ACTIVITY LIST =>
**a.** Decide whether each statement below agrees with the editorial on restarting endoscopy after lockdown. Answer yes or no for each, and quote the words of the editorial that decide it.
(i) The position statements from GI societies are expected to be updated as more evidence becomes available.
(ii) Endoscopy volume in the near future is expected to match the prepandemic phase.
(iii) All patients should be moved through a single shared corridor.
**b.** Answer these questions from the editorial on restarting endoscopy after lockdown.
(i) Which health care resource does limiting procedures help conserve?
(ii) Which extra surfaces in the endoscopy suite does the editorial give as examples to keep to a minimum?
(iii) Who does the editorial credit with noting that nonurgent endoscopies cannot be delayed forever?
**c.** Proceed with the editorial on restarting endoscopy after lockdown, starting after its last sentence.
TEXT FOR ANALYSIS below:
CC BY-NC-ND 4.0 · Journal of Digestive Endoscopy 2020; 11(01): 92-93
DOI: 10.1055/s-0040-1712339

Kickstarting the Endoscopy Unit after Lockdown Period: Why, When, and How?

Zaheer Nabi
1   Department of Gastroenterology, Asian Institute of Gastroenterology, Hyderabad, Telangana, India
D. Nageshwar Reddy
1   Department of Gastroenterology, Asian Institute of Gastroenterology, Hyderabad, Telangana, India
› Author Affiliations
Financial Disclosure None.

Endoscopy is an aerosol-generating procedure which poses a high risk of transmission to the endoscopist. Consequently, only urgent and semiurgent endoscopic procedures are being performed since the dawn of the lockdown period. Curbing down the number is the need of the hour and not the choice. It is meant to prepare us to embrace the uncertain conditions in the postlockdown era. In addition, it would allow the judicious use of health care resources like personal protection equipment (PPE) and save them for a time when they are needed the most.

In the article, “Way forward: GI Endoscopy Work flow post Lockdown era,” the authors provide with a broad guidance on the strategies of stepwise resumption of endoscopy services in the postlockdown phase.

Preparations during the Lockdown Period: “You reap what you sow

The lockdown phase has provided us with an opportunity to prepare and deal with the nuances associated with endoscopies during COVID-19 era. In this period, the gastrointestinal (GI) endoscopy unit should intensify the training of the endoscopist as well as the assistants in methods to prevent transmission of infection to the health care professionals (HCPs). It may not be easy to change practices which have been hardwired over many years. The endoscopy suit should be prepared in such a way that there are minimum extra surfaces (like tables, chairs, writing pads) which may act as potential sources of transmission. In addition, a separate corridor should be created for the transfer of high-risk versus low-risk patients.


Endoscopies in the Near Future: The Balancing Act

It is likely that the volume of endoscopies in the near future will not be the same as the prepandemic phase. Apprehensions would linger on with the endoscopists as well as the patients scheduled for endoscopies in the postlockdown phase. The approach in the postlockdown phase needs to be a balanced one. A lot of endoscopies would have been cancelled or rescheduled by the time the lockdown phase is over. Consequently, the toll on non-COVID patients may be much higher than presumed.[1] The benefit of further delaying these procedures should be weighed and balanced against the risks of denying them repeatedly. Sud et al[2] rightly pointed out in this article “Way forward: GI Endoscopy Work flow post Lockdown era” that nonurgent endoscopies cannot be delayed forever and we need to have a blueprint to deal with this situation. The question is “How to go about it”? Well, there is no full proof plan or time-tested strategy here. Uncertainties regarding the duration of lockdown as well as the availability of PPE are major hurdles in the planning a strategic increase in the workflow in GI endoscopy units. The societal guidelines from various GI societies like the Society of Gastrointestinal Endoscopy of India, American Society for Gastrointestinal Endoscopy, Asian Pacific Society for Digestive Endoscopy, and European Society of Gastrointestinal Endoscopy provide guidance on the strategies and precautions required while performing endoscopies during these times.[3] [4] [5] [6] To be precise, these are position statements (not guidelines) stressing the fact that our knowledge on this subject is still evolving and these statements are likely to be updated as we get more evidence.
End of TEXT FOR ANALYSIS.
DATA LISTING below:
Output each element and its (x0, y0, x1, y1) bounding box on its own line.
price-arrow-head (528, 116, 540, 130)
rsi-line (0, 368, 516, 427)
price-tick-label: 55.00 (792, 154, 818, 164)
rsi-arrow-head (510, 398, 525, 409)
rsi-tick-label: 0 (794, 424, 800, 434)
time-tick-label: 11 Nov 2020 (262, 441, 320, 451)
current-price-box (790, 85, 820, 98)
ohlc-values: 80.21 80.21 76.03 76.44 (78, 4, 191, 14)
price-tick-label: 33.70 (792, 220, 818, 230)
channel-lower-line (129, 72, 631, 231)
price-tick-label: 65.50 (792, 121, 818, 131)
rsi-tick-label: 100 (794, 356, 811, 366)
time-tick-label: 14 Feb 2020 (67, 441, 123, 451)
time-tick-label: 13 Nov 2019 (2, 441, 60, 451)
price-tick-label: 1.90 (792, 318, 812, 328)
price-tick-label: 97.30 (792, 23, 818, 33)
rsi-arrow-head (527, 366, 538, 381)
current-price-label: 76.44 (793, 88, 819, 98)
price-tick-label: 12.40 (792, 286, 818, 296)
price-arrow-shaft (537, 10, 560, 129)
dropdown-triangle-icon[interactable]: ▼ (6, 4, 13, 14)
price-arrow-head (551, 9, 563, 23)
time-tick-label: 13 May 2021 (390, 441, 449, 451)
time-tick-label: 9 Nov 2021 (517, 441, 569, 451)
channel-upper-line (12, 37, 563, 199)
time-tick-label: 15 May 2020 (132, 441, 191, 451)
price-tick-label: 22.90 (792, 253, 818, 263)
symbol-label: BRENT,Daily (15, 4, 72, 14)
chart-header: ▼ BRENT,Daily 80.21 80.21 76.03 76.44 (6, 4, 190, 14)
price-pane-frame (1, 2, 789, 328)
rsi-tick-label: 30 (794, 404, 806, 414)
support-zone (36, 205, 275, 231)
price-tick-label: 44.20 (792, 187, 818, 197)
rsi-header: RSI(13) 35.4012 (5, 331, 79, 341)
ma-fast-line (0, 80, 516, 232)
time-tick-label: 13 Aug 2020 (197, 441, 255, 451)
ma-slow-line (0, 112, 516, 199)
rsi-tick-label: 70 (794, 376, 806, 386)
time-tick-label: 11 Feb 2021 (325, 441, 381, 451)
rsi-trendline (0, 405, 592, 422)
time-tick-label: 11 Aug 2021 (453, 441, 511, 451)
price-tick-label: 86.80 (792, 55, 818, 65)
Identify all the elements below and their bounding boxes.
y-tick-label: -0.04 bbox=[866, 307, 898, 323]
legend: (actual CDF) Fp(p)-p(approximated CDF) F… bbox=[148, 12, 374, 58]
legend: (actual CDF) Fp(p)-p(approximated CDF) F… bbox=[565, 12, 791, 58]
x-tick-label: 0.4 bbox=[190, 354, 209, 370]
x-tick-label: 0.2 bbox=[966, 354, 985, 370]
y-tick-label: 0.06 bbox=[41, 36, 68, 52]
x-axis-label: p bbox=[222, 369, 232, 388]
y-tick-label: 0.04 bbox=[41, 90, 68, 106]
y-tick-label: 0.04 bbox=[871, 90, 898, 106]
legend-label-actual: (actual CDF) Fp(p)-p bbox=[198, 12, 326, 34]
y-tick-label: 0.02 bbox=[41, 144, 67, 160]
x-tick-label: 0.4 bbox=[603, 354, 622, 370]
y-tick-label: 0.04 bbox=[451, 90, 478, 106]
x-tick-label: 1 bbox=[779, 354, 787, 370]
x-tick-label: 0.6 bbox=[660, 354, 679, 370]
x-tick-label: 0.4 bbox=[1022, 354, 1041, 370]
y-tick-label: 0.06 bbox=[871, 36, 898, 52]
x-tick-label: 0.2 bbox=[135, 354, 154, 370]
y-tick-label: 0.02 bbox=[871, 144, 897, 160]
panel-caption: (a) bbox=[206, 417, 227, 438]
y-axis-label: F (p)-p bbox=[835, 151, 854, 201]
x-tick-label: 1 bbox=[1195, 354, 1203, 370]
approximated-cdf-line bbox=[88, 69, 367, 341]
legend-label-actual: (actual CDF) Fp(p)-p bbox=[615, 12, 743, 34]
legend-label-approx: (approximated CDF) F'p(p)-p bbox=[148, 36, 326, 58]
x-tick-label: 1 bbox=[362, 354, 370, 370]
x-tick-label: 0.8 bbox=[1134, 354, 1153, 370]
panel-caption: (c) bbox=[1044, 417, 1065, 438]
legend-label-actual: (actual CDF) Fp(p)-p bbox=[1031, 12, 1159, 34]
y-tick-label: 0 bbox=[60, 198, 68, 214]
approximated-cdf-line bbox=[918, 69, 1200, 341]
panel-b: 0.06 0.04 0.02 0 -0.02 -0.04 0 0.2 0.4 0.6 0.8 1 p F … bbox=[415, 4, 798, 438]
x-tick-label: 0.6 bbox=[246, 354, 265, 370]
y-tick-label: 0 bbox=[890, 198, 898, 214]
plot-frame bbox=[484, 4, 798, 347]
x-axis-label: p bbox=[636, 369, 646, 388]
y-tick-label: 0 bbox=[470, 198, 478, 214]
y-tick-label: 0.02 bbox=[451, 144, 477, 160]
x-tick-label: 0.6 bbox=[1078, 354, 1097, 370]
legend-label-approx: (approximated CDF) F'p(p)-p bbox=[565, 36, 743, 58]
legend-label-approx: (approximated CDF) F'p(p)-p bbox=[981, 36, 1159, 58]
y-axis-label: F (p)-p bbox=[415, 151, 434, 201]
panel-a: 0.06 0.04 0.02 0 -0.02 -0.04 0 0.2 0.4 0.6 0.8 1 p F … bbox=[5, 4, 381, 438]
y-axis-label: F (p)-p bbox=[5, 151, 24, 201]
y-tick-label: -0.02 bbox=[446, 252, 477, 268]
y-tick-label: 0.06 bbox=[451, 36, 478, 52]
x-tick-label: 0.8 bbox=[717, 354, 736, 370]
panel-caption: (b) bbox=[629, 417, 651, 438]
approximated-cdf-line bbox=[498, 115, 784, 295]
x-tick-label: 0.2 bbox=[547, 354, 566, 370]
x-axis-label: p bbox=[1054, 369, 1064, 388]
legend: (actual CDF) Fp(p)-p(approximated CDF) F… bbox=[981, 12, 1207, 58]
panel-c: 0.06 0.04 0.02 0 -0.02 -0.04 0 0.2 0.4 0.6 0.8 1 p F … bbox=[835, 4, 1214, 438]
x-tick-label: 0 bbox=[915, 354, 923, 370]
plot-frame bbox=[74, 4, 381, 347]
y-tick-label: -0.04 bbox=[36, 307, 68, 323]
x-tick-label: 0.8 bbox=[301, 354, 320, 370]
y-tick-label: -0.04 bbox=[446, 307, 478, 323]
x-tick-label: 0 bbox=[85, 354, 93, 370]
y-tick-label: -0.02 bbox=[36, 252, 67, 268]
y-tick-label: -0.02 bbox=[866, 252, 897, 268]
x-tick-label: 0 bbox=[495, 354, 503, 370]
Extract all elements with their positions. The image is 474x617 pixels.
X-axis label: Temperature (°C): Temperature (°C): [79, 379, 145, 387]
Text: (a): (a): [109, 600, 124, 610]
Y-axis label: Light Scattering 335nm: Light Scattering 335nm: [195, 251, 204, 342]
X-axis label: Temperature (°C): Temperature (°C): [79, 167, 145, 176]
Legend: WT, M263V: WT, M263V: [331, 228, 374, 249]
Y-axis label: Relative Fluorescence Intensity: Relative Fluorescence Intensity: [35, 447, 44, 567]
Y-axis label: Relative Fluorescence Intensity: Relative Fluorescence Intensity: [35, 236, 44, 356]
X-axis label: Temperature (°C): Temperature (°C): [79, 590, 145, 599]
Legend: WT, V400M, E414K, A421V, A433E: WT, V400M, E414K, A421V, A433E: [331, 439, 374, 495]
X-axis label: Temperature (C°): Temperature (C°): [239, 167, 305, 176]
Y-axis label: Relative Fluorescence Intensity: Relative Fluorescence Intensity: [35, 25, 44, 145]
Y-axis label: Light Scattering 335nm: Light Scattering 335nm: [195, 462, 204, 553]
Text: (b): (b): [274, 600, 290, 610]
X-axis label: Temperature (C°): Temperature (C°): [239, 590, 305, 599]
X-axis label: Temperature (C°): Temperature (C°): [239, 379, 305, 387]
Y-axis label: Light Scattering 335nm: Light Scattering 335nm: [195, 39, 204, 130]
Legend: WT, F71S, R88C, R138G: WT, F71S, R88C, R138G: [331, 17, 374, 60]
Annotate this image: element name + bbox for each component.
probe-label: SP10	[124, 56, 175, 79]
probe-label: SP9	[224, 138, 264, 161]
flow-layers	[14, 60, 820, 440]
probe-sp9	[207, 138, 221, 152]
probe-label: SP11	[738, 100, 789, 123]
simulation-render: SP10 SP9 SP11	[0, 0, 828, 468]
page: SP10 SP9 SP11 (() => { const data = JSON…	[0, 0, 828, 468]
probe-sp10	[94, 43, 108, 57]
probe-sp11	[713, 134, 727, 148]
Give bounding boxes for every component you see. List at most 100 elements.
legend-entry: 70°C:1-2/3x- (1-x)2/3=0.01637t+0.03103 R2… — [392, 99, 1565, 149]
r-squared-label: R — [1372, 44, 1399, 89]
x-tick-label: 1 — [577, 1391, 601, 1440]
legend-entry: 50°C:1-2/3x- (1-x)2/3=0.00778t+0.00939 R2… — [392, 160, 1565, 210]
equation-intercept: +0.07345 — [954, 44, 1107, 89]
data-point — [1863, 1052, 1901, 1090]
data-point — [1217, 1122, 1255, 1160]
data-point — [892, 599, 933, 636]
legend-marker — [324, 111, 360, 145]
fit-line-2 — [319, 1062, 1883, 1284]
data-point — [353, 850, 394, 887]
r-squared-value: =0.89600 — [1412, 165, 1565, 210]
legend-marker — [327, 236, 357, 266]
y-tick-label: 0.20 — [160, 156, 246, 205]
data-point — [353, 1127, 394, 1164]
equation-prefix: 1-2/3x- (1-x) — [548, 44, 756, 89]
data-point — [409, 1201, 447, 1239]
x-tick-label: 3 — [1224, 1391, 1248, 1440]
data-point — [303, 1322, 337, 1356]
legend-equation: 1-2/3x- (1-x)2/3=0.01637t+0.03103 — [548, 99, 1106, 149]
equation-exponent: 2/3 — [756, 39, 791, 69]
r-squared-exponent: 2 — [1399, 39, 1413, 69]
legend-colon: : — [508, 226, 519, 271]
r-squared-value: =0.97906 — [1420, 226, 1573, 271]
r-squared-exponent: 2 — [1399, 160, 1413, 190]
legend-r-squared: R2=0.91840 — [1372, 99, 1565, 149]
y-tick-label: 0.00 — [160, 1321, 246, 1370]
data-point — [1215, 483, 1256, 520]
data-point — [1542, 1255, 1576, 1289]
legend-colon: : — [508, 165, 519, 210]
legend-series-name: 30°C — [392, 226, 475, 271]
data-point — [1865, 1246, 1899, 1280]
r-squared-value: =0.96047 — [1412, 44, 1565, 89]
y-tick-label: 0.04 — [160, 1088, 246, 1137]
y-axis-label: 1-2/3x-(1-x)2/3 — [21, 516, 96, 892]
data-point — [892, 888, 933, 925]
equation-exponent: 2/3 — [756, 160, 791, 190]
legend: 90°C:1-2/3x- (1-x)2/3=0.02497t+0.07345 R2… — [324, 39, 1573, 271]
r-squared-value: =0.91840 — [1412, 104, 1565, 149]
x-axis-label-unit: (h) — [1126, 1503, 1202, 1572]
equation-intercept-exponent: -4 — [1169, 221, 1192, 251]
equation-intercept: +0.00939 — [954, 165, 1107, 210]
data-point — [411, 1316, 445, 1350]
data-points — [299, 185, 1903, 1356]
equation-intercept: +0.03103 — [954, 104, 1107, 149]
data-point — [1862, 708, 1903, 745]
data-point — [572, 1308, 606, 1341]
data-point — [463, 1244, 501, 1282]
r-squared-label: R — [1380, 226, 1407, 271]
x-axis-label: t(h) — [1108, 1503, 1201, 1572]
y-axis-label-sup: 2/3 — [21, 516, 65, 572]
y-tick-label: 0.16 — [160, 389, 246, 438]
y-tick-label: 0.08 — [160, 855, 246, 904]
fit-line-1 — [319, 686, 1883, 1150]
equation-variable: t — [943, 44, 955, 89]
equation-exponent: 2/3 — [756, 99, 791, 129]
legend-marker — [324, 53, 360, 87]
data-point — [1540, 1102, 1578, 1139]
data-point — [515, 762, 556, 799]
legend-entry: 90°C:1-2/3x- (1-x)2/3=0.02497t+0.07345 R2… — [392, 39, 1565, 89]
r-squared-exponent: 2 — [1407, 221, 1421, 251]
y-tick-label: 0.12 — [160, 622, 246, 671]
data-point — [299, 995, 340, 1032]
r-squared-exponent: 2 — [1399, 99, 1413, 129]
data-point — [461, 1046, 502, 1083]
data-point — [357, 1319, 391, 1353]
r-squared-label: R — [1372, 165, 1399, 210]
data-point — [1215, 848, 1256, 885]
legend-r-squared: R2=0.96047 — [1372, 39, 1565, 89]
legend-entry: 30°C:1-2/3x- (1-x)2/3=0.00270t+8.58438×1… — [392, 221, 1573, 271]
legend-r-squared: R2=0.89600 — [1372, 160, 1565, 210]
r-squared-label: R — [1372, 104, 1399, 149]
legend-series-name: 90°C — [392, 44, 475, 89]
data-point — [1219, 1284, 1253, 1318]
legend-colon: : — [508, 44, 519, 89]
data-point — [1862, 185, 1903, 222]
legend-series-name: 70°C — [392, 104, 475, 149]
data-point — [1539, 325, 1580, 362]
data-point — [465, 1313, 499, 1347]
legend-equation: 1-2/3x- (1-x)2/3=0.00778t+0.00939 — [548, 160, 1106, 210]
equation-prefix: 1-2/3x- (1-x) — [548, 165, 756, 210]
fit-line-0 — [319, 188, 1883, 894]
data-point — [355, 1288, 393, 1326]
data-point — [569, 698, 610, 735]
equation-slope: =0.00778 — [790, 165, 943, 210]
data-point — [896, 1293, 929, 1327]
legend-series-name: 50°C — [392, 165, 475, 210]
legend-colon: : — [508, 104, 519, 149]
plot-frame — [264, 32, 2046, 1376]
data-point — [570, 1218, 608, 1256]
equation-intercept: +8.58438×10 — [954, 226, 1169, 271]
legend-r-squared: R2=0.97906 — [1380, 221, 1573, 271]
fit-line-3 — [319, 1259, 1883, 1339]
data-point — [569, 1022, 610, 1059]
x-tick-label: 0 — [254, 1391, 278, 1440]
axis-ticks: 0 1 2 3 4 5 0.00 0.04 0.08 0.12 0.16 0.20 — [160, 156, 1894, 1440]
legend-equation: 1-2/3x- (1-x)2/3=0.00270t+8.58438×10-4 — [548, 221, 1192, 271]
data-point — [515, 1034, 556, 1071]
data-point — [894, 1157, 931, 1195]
End of DATA LISTING.
ANSWERS FOR THIS EXERCISE =>
**a.**
(i) Yes: "these statements are likely to be updated as we get more evidence."
(ii) No: "It is likely that the volume of endoscopies in the near future will not be the same as the prepandemic phase."
(iii) No: "a separate corridor should be created for the transfer of high-risk versus low-risk patients."

**b.**
(i) Personal protection equipment (PPE).
(ii) Tables, chairs, and writing pads.
(iii) Sud et al.

**c.**
Regaining Normalcy in GI Unit: “One Size does not Fit All”

The authors aptly mention that the first and the foremost step prior to scheduling an endoscopy is screening of patients and stratifying them into different risk groups according to symptoms, contact, and travel history. It is important to note that presymptomatic CoV-2 infections are not uncommon and constitute the major hurdle for the current screening strategies.[7] In addition, the social stigma associated with COVID-19 in our country may pose a special challenge in getting an accurate contact or travel history. Therefore, it may be worth rescheduling the endoscopy after 2 to 3 weeks in case a reliable history cannot be obtained.

In this manuscript, the authors suggested that “We should plan to run our facilities at 50% capacity for next 3 months and change it afterwards according to prevailing situation.” However, the strategies to resume normalcy in the postlockdown phase should be individualized in each center. For example, different GI units may not be equal with respect to the age and comorbidity status of HCP, volume of cases, number of health care staff, availability of PPE, and other measures to prevent person-to-person transmission. Some units are known to perform complex and time-consuming therapeutic endoscopic procedures like endoscopic mucosal resections, endoscopic submucosal dissections, therapeutic endosonography procedures, peroral endoscopic myotomy, etc. These procedures by virtue are prone to generate more aerosols than short endoscopic procedures and may pose a higher risk to HCP than short endoscopy procedures. Consequently, the GI units need to devise their own strategies in the postlockdown phase and the “50%” rule may not fit to all.



In this challenging time, a clear vision is required to allow organization and smooth transition of the endoscopy services to the “new normal” after the lockdown phase is over. The path to normalcy in GI units does not appear to be a straight one and resurgence in COVID-19 cases after the lockdown phase may pose new challenges in this regard. We hope for the best, but need to be prepared for the worst.


Conflict of Interest

None declared.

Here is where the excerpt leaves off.